--- GIVEN EXERCISE ---
Give back the full material, exactly as it reads.

--- ITEMS ---
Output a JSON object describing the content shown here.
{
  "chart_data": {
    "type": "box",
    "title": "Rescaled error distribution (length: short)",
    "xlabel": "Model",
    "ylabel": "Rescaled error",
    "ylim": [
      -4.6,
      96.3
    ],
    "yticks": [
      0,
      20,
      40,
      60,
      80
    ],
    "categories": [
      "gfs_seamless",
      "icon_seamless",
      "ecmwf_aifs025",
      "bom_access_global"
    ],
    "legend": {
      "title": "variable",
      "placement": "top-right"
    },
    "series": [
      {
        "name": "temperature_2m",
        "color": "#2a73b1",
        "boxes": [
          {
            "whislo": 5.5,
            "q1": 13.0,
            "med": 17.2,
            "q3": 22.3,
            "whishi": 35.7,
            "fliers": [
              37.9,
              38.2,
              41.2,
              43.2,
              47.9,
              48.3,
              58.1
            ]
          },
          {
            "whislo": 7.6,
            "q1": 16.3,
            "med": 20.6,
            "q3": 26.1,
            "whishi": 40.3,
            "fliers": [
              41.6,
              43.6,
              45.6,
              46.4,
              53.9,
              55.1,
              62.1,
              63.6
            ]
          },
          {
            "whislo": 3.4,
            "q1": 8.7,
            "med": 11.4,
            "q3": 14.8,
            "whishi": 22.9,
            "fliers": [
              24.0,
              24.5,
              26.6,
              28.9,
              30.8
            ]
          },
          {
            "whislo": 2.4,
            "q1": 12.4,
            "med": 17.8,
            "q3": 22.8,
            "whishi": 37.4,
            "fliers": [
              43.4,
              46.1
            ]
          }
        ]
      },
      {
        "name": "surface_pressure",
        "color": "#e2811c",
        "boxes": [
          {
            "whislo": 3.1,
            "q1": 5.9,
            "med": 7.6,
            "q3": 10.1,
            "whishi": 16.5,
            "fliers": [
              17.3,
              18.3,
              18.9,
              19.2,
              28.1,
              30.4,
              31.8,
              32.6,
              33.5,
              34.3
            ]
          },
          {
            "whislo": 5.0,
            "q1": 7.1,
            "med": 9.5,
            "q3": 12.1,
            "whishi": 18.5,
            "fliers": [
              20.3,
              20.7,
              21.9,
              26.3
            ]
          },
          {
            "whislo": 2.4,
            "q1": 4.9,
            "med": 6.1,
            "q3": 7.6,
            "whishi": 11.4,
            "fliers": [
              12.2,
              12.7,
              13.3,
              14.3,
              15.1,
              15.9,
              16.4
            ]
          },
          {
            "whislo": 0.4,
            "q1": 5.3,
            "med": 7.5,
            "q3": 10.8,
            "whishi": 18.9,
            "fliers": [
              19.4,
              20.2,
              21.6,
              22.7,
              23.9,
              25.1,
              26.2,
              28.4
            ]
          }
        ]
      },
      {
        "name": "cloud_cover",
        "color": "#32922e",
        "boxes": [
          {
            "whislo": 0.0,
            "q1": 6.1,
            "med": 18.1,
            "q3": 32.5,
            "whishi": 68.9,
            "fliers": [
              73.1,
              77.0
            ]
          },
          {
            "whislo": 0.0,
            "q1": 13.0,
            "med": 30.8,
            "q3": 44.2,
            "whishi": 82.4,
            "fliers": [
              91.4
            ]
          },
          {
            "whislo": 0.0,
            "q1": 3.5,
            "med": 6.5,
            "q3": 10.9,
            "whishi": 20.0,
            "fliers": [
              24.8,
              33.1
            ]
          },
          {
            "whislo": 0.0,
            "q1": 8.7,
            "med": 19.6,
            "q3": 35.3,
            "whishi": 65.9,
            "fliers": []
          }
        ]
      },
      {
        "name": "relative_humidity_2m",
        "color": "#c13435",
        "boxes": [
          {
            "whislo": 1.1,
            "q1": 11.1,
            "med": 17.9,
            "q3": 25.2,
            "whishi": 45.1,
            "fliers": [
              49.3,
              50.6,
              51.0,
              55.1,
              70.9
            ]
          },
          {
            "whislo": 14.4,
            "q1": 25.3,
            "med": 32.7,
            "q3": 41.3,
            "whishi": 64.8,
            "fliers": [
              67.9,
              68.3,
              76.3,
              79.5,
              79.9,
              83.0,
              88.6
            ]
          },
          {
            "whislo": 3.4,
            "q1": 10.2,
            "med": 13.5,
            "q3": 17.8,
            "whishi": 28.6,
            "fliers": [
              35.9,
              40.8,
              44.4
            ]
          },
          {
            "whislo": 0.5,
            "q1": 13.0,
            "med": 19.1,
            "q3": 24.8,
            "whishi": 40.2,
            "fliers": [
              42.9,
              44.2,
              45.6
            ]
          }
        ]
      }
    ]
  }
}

--- ANSWER FOR THIS EXERCISE ---
Output a JSON object describing the content shown here.
{
  "chart_data": {
    "type": "box",
    "title": "Rescaled error distribution (length: short)",
    "xlabel": "Model",
    "ylabel": "Rescaled error",
    "ylim": [
      -4.6,
      96.3
    ],
    "yticks": [
      0,
      20,
      40,
      60,
      80
    ],
    "categories": [
      "gfs_seamless",
      "icon_seamless",
      "ecmwf_aifs025",
      "bom_access_global"
    ],
    "legend": {
      "title": "variable",
      "placement": "top-right"
    },
    "series": [
      {
        "name": "temperature_2m",
        "color": "#2a73b1",
        "boxes": [
          {
            "whislo": 5.5,
            "q1": 13.0,
            "med": 17.2,
            "q3": 22.3,
            "whishi": 35.7,
            "fliers": [
              37.9,
              38.2,
              41.2,
              43.2,
              47.9,
              48.3,
              58.1
            ]
          },
          {
            "whislo": 7.6,
            "q1": 16.3,
            "med": 20.6,
            "q3": 26.1,
            "whishi": 40.3,
            "fliers": [
              41.6,
              43.6,
              45.6,
              46.4,
              53.9,
              55.1,
              62.1,
              63.6
            ]
          },
          {
            "whislo": 3.4,
            "q1": 8.7,
            "med": 11.4,
            "q3": 14.8,
            "whishi": 22.9,
            "fliers": [
              24.0,
              24.5,
              26.6,
              28.9,
              30.8
            ]
          },
          {
            "whislo": 2.4,
            "q1": 12.4,
            "med": 17.8,
            "q3": 22.8,
            "whishi": 37.4,
            "fliers": [
              43.4,
              46.1
            ]
          }
        ]
      },
      {
        "name": "surface_pressure",
        "color": "#e2811c",
        "boxes": [
          {
            "whislo": 3.1,
            "q1": 5.9,
            "med": 7.6,
            "q3": 10.1,
            "whishi": 16.5,
            "fliers": [
              17.3,
              18.3,
              18.9,
              19.2,
              28.1,
              30.4,
              31.8,
              32.6,
              33.5,
              34.3
            ]
          },
          {
            "whislo": 5.0,
            "q1": 7.1,
            "med": 9.5,
            "q3": 12.1,
            "whishi": 18.5,
            "fliers": [
              20.3,
              20.7,
              21.9,
              26.3
            ]
          },
          {
            "whislo": 2.4,
            "q1": 4.9,
            "med": 6.1,
            "q3": 7.6,
            "whishi": 11.4,
            "fliers": [
              12.2,
              12.7,
              13.3,
              14.3,
              15.1,
              15.9,
              16.4
            ]
          },
          {
            "whislo": 0.4,
            "q1": 5.3,
            "med": 7.5,
            "q3": 10.8,
            "whishi": 18.9,
            "fliers": [
              19.4,
              20.2,
              21.6,
              22.7,
              23.9,
              25.1,
              26.2,
              28.4
            ]
          }
        ]
      },
      {
        "name": "cloud_cover",
        "color": "#32922e",
        "boxes": [
          {
            "whislo": 0.0,
            "q1": 6.1,
            "med": 18.1,
            "q3": 32.5,
            "whishi": 68.9,
            "fliers": [
              73.1,
              77.0
            ]
          },
          {
            "whislo": 0.0,
            "q1": 13.0,
            "med": 30.8,
            "q3": 44.2,
            "whishi": 82.4,
            "fliers": [
              91.4
            ]
          },
          {
            "whislo": 0.0,
            "q1": 3.5,
            "med": 6.5,
            "q3": 10.9,
            "whishi": 20.0,
            "fliers": [
              24.8,
              33.1
            ]
          },
          {
            "whislo": 0.0,
            "q1": 8.7,
            "med": 19.6,
            "q3": 35.3,
            "whishi": 65.9,
            "fliers": []
          }
        ]
      },
      {
        "name": "relative_humidity_2m",
        "color": "#c13435",
        "boxes": [
          {
            "whislo": 1.1,
            "q1": 11.1,
            "med": 17.9,
            "q3": 25.2,
            "whishi": 45.1,
            "fliers": [
              49.3,
              50.6,
              51.0,
              55.1,
              70.9
            ]
          },
          {
            "whislo": 14.4,
            "q1": 25.3,
            "med": 32.7,
            "q3": 41.3,
            "whishi": 64.8,
            "fliers": [
              67.9,
              68.3,
              76.3,
              79.5,
              79.9,
              83.0,
              88.6
            ]
          },
          {
            "whislo": 3.4,
            "q1": 10.2,
            "med": 13.5,
            "q3": 17.8,
            "whishi": 28.6,
            "fliers": [
              35.9,
              40.8,
              44.4
            ]
          },
          {
            "whislo": 0.5,
            "q1": 13.0,
            "med": 19.1,
            "q3": 24.8,
            "whishi": 40.2,
            "fliers": [
              42.9,
              44.2,
              45.6
            ]
          }
        ]
      }
    ]
  }
}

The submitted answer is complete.